• [Given instruction] In the records that follow, show each line where the word "математического" is present.

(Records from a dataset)

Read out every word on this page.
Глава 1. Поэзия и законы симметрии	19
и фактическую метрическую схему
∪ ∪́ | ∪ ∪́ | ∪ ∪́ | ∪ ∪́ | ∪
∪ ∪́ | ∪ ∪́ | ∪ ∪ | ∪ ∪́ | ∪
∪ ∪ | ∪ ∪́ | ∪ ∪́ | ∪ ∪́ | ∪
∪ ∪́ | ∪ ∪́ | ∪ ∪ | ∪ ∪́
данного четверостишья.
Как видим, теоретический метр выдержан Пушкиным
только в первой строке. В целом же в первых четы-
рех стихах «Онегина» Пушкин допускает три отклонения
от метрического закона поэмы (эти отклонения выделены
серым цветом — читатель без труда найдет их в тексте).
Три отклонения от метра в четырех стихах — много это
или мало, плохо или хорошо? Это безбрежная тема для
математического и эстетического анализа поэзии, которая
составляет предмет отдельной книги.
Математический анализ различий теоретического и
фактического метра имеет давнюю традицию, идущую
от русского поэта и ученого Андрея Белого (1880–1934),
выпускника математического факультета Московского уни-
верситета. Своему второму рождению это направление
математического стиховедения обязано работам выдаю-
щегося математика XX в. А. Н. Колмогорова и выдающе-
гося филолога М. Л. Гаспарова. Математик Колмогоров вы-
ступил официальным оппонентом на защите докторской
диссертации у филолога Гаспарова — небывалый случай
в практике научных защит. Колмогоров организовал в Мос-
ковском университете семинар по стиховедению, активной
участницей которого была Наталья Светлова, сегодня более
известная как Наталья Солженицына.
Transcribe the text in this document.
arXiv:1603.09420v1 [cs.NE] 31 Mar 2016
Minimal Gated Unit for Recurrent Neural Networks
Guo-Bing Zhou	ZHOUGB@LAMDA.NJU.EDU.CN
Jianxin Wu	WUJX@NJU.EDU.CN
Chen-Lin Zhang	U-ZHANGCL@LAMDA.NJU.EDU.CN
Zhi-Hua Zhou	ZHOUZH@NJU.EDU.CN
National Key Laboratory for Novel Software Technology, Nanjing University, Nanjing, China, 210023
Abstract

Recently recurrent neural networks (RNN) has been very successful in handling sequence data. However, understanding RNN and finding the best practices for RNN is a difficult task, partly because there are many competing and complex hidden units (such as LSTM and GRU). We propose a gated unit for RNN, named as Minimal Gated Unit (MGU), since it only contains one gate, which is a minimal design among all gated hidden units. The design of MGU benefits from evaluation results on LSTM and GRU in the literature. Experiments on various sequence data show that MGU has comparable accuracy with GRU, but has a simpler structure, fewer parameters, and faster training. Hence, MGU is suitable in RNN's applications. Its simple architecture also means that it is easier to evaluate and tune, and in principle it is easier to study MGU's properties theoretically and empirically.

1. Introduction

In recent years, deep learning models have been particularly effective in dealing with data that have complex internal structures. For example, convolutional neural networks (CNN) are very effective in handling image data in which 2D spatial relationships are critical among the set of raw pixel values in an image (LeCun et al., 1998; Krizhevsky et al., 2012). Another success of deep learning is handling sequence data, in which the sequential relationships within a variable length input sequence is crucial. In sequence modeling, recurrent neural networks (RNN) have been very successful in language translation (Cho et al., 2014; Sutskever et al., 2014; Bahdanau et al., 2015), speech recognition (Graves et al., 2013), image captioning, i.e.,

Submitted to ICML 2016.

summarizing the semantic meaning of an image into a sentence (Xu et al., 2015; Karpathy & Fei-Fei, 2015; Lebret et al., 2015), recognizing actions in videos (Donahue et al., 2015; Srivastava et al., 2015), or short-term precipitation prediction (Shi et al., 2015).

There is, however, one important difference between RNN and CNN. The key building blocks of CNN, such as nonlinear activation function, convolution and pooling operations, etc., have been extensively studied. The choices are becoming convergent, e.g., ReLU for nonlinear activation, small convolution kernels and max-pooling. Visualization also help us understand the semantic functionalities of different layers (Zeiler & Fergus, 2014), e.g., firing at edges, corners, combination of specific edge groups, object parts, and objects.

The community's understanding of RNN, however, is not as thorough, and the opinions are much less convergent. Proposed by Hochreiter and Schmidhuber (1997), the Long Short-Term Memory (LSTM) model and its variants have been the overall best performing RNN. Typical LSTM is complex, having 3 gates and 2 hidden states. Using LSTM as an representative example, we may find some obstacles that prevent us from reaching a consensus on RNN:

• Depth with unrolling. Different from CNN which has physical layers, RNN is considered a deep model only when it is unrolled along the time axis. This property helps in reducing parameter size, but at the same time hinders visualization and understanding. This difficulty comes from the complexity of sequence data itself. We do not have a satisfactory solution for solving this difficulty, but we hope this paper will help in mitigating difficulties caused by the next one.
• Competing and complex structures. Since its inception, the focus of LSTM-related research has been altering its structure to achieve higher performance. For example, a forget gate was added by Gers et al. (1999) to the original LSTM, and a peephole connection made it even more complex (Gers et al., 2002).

• [Result for this exercise]
математического и эстетического анализа поэзии, которая
выпускника математического факультета Московского уни-
математического стиховедения обязано работам выдаю-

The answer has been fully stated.